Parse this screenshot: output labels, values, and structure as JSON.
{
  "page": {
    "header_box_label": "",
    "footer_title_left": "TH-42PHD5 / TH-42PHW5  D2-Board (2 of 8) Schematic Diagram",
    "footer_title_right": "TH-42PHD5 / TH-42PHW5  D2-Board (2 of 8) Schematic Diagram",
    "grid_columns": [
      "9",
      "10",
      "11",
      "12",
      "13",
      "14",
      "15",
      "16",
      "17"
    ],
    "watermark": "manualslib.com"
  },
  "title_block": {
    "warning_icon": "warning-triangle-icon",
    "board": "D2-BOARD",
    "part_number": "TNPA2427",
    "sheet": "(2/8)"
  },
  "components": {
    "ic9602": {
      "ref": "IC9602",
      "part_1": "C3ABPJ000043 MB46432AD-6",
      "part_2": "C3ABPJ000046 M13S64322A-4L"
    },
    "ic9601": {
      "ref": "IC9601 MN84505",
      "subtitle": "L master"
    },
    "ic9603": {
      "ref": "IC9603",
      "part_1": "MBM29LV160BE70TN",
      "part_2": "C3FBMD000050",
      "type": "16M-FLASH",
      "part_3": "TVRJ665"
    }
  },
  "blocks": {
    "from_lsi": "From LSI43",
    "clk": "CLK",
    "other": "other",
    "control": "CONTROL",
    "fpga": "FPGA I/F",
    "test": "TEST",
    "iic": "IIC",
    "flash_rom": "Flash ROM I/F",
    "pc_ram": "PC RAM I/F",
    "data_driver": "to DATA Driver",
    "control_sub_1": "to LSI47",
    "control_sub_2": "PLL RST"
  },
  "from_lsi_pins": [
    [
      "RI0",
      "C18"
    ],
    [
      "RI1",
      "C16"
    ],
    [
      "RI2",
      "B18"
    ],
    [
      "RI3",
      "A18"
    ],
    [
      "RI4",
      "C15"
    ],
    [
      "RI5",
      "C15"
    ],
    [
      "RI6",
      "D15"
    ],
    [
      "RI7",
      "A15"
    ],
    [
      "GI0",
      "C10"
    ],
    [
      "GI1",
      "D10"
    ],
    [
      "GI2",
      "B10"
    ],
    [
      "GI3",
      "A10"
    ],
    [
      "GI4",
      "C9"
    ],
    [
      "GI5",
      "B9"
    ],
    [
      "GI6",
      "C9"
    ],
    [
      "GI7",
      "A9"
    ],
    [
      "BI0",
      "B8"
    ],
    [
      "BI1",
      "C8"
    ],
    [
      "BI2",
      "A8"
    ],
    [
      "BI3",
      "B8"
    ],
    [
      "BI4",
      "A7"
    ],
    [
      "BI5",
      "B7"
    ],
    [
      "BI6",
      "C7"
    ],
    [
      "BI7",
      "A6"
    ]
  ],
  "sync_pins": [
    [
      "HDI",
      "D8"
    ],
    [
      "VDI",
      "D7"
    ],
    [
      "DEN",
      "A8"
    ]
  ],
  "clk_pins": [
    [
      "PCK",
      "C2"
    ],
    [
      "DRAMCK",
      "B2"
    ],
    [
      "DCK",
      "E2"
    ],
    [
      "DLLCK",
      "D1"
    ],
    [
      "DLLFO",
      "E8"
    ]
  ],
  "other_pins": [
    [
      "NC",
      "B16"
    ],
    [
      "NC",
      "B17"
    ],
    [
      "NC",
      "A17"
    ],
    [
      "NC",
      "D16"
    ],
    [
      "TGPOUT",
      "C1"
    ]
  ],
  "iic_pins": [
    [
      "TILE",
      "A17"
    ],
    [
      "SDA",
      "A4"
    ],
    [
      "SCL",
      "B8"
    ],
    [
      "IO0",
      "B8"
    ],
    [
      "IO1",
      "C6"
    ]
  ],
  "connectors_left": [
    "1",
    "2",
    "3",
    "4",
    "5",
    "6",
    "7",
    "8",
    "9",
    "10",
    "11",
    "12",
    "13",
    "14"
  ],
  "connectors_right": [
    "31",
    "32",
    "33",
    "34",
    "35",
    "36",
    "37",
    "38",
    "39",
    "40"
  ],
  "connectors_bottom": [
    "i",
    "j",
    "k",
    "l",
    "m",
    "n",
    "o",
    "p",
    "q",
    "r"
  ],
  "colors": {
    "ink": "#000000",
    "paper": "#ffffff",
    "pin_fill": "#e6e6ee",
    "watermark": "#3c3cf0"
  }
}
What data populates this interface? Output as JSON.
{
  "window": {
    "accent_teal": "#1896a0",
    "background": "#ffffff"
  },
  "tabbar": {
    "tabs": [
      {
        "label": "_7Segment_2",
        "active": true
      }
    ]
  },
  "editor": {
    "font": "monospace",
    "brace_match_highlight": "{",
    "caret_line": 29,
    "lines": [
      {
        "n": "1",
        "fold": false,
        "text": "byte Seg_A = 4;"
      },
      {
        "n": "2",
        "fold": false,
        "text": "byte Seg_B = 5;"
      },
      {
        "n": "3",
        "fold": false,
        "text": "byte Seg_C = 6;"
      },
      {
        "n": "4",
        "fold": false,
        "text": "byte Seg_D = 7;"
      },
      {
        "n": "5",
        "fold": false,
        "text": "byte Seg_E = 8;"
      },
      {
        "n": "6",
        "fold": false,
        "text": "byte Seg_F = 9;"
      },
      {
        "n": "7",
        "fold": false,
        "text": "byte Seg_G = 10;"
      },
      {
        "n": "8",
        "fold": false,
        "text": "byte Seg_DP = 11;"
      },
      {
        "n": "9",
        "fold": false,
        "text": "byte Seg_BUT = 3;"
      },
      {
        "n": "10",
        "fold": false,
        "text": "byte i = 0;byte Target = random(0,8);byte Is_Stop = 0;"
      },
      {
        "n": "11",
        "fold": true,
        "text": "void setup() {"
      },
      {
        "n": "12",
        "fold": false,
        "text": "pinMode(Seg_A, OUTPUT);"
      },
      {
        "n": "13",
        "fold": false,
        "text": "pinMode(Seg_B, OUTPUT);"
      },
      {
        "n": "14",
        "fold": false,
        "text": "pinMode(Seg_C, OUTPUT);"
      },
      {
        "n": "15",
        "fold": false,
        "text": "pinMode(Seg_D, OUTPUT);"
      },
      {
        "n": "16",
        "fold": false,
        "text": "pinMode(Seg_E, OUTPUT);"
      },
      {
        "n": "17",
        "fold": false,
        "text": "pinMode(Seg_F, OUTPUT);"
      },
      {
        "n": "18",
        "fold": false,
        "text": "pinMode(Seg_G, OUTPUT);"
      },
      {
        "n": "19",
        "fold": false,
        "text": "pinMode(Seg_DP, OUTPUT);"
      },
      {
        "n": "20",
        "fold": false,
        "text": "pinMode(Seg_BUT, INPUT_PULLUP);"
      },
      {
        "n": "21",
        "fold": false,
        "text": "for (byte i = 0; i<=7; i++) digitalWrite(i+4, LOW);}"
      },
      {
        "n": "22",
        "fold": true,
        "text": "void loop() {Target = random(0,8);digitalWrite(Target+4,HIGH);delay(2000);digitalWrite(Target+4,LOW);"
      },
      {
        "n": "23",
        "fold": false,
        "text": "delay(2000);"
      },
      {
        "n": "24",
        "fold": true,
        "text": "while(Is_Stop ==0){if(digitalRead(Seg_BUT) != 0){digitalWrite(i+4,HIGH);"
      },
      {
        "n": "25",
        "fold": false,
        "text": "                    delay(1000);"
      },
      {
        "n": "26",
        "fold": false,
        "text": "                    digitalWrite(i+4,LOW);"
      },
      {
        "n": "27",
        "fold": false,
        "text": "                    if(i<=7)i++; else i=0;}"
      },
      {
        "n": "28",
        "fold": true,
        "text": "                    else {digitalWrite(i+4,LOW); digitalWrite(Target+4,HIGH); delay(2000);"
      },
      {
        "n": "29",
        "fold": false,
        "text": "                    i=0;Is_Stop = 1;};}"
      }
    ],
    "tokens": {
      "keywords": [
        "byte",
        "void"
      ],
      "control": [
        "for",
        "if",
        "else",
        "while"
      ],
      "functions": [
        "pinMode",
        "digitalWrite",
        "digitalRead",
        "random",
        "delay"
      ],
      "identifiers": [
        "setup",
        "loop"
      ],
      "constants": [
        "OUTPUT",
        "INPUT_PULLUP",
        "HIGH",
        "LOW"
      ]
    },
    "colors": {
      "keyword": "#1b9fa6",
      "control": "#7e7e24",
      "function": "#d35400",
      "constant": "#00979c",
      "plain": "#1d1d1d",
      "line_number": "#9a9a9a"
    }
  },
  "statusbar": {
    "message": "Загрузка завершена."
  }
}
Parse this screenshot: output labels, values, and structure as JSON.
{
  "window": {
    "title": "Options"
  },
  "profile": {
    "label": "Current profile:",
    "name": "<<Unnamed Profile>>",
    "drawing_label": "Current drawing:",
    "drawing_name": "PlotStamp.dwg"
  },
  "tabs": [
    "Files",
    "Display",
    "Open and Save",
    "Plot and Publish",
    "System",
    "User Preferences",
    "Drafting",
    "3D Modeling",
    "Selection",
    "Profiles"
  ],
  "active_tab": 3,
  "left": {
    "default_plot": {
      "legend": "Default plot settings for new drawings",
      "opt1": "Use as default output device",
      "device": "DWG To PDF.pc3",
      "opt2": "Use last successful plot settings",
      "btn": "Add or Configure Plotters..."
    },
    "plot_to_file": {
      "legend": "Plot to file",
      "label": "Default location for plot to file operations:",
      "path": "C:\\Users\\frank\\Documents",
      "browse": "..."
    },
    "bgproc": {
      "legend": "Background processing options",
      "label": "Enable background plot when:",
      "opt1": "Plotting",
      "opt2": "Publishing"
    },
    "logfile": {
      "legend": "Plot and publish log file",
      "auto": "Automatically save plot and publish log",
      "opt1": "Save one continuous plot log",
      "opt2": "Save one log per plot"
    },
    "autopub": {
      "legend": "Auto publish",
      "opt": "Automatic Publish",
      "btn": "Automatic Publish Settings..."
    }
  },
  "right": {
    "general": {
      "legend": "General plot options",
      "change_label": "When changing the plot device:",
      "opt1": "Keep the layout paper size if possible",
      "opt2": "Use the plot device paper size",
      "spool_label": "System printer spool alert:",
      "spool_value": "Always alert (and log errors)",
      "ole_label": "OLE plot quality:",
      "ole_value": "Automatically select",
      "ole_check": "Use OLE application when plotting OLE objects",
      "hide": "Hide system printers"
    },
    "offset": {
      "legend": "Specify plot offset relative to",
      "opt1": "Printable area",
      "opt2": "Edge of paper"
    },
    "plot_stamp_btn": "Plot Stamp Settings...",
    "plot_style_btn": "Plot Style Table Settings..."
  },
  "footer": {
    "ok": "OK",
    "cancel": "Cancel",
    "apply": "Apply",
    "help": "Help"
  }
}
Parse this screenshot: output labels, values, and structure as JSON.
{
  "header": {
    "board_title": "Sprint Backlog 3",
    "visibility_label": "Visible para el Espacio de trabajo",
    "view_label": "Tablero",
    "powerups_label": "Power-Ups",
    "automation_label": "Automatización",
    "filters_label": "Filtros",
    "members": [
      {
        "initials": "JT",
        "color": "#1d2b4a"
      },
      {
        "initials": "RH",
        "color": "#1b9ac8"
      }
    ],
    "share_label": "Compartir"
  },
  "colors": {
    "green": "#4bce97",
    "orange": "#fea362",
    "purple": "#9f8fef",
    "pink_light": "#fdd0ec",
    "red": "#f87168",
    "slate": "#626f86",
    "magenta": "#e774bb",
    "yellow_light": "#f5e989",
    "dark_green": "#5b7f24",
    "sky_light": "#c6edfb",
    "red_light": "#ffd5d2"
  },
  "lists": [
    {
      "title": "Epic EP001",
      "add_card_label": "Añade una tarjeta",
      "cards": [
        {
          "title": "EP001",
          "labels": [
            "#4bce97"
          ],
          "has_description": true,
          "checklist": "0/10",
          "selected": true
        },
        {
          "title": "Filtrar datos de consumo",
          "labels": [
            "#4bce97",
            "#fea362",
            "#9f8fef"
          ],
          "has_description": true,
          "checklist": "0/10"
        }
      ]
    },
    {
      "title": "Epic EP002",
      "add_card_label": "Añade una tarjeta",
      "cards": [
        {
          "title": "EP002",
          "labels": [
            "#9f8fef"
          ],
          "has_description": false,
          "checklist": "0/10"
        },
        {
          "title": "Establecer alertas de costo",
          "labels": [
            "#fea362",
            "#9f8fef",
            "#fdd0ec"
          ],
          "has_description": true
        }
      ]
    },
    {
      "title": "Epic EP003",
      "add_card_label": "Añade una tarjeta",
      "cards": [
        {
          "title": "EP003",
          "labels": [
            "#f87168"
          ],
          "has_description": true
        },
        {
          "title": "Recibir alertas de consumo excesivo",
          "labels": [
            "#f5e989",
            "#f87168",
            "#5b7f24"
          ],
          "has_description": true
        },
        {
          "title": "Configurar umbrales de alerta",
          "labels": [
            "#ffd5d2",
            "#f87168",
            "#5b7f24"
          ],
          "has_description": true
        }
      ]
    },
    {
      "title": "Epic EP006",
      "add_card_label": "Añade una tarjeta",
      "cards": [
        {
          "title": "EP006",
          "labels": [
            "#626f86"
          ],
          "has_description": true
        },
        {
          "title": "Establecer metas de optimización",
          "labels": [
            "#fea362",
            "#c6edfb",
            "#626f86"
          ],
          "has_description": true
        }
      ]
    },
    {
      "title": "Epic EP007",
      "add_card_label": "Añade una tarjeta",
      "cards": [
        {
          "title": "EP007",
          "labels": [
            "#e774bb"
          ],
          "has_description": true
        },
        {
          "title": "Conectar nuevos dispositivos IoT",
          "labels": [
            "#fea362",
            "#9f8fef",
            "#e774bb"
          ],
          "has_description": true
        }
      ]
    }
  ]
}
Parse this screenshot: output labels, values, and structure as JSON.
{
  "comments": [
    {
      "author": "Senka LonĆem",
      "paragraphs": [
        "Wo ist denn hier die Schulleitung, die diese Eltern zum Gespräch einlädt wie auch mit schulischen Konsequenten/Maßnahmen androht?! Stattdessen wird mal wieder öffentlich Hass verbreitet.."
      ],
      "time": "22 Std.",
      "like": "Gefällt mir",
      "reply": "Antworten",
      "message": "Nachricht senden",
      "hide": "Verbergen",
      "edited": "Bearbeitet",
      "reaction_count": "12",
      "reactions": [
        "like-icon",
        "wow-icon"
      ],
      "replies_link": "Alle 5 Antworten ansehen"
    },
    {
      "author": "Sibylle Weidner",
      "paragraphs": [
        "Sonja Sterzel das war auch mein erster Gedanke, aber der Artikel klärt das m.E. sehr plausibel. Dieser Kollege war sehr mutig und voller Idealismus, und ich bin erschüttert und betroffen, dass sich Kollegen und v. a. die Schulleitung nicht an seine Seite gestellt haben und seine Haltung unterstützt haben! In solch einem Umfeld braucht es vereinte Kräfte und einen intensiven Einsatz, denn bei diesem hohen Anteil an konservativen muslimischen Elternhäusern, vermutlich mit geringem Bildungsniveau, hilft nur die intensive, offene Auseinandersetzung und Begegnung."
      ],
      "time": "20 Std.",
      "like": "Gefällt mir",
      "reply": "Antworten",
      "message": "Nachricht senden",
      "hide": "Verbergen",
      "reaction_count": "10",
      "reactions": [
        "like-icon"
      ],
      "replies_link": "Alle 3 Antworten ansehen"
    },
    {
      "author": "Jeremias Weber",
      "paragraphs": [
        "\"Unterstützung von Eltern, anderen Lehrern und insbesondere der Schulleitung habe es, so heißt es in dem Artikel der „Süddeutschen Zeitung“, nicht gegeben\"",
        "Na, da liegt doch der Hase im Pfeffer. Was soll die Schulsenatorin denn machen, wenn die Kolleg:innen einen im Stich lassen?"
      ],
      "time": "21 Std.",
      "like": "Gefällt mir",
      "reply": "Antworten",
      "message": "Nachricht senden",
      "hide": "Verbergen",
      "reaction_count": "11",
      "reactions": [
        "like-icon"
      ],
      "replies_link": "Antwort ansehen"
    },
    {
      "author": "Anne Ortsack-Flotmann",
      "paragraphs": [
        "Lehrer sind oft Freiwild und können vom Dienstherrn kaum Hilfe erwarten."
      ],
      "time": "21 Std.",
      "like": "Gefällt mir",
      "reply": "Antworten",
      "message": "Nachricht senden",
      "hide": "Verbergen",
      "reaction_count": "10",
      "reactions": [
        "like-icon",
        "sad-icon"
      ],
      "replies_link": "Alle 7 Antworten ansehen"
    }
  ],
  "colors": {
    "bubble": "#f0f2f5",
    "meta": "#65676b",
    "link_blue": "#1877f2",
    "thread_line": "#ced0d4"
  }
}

##############################

YOUR GOAL
In the listing, how many lines hold "else"? Answer with a bare number.

RESULT FOR THIS EXERCISE
3